Wilcox is a village in Kearney County, Nebraska, United States. It is part of the Kearney, Nebraska Micropolitan Statistical Area. The population was 331 at the 2020 census.

==History==
Wilcox was established in the 1880s when the Burlington and Missouri River Railroad was extended to that point. It was named for its founder, Henry Wilcox.

==Geography==
According to the United States Census Bureau, the village has a total area of 0.54 sqmi, all land.

───

* Exercises *
1 – Please list every number or year given in the Wilcox text, along with what each one refers to.
2 – Rewrite the Wilcox text starting at "Wilcox is a" and ending at "founder, Henry Wilcox.", changing "founder" to "first settler".

───

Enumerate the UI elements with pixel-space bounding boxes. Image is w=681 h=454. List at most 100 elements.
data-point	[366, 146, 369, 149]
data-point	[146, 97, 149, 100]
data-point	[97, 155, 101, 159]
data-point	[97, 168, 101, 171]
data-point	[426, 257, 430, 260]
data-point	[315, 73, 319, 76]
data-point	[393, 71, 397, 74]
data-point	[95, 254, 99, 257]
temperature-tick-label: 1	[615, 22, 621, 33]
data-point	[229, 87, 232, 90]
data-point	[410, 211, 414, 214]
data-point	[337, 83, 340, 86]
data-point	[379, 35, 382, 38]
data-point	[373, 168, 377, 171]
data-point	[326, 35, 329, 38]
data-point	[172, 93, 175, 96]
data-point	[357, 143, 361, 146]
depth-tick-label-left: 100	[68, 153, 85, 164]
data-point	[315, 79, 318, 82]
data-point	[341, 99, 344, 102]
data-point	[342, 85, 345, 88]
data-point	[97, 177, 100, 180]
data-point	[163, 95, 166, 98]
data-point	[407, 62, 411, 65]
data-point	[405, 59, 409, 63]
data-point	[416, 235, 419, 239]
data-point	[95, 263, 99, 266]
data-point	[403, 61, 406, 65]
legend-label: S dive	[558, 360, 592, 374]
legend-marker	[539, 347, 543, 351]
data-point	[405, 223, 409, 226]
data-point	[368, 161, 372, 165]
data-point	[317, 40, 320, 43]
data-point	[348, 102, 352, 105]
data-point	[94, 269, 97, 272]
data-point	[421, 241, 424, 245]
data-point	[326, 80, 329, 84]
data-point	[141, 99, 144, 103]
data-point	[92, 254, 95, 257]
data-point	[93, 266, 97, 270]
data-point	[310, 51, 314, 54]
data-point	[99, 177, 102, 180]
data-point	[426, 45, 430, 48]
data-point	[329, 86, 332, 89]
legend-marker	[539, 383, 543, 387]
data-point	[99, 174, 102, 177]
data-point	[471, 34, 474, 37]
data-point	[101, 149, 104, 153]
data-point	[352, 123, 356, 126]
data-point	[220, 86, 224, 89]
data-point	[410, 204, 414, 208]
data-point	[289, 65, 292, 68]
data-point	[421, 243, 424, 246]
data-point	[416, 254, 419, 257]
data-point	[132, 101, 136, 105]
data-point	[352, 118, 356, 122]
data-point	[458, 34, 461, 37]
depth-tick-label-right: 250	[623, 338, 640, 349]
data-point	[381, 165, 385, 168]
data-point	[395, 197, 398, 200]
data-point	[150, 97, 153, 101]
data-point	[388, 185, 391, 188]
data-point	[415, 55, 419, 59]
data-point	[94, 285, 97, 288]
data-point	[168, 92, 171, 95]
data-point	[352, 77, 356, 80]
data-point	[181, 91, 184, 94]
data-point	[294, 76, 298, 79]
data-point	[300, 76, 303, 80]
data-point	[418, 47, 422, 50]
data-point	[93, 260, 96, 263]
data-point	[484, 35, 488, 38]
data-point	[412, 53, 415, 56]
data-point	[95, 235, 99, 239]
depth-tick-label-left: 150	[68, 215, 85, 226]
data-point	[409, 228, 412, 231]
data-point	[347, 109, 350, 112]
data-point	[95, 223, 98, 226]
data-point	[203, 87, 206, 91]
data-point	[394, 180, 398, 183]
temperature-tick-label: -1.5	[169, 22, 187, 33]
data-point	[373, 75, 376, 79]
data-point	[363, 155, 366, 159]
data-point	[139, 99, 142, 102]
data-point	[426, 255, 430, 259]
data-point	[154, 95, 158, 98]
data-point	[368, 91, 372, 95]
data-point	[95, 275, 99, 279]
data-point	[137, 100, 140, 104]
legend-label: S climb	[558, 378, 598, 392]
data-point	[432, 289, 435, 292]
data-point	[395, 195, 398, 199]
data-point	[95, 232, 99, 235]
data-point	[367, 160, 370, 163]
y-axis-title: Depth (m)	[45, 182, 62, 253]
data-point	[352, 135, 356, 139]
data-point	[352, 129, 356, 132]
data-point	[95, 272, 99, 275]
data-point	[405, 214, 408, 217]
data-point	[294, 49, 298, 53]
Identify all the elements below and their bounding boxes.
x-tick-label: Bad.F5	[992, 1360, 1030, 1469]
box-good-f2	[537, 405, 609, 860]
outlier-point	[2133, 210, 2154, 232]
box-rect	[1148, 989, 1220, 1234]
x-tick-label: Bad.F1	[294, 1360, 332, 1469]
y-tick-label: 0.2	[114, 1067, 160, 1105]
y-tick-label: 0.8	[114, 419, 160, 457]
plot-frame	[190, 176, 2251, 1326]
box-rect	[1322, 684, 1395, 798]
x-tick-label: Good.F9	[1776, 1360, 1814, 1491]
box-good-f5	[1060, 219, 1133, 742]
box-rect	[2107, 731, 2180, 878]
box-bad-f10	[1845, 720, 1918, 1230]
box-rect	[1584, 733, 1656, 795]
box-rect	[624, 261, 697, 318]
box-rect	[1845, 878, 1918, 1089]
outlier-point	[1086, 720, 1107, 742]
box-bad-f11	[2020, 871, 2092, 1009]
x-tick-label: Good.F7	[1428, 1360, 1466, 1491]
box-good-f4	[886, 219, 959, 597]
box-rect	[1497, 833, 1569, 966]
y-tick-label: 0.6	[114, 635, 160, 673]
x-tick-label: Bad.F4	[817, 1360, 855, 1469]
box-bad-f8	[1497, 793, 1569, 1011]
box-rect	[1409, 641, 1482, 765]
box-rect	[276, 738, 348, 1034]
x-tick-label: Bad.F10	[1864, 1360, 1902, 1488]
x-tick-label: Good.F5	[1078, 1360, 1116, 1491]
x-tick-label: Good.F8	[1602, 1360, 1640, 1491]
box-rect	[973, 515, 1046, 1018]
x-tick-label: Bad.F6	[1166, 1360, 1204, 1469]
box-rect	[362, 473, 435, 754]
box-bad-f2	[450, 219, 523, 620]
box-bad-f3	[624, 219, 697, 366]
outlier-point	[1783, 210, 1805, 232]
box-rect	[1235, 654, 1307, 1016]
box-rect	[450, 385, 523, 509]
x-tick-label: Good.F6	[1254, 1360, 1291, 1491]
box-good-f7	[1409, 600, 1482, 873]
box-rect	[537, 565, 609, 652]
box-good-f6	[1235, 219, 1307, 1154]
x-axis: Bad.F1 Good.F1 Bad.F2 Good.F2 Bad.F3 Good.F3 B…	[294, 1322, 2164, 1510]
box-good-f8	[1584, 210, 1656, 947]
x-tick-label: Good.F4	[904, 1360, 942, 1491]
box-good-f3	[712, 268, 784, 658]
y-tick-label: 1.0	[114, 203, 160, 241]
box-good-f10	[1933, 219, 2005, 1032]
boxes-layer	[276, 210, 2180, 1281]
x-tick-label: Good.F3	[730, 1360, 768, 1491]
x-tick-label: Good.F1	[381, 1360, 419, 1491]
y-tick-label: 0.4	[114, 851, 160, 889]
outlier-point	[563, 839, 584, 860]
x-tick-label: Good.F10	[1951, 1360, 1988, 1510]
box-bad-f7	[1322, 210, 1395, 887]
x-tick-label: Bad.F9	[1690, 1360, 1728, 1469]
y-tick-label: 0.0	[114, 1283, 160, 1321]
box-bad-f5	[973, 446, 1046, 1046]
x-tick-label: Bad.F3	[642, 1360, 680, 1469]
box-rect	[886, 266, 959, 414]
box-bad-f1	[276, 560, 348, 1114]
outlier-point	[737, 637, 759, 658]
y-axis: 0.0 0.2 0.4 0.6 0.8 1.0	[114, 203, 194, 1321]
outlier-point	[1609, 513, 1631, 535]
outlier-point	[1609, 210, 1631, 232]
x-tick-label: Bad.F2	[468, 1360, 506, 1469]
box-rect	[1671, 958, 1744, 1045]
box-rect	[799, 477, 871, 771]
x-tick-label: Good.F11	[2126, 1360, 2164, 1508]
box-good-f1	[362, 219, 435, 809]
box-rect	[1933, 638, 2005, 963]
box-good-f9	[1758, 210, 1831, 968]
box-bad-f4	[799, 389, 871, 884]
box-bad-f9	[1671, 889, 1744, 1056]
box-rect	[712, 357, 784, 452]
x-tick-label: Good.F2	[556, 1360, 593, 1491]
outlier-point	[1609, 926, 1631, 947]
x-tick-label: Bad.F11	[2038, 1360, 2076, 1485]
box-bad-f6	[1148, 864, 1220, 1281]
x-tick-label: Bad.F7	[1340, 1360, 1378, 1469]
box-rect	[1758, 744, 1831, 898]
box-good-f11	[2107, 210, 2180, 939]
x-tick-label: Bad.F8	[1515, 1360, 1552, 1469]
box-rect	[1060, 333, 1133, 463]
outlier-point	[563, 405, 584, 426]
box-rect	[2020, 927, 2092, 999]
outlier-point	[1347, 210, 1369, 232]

───

* Solutions by task *
1 –
- 331: the village's population
- 2020: the census year for that population
- 1880s: the decade Wilcox was established
- 0.54 sqmi: the village's total area

2 –
Wilcox is a village in Kearney County, Nebraska, United States. It is part of the Kearney, Nebraska Micropolitan Statistical Area. The population was 331 at the 2020 census.

==History==
Wilcox was established in the 1880s when the Burlington and Missouri River Railroad was extended to that point. It was named for its first settler, Henry Wilcox.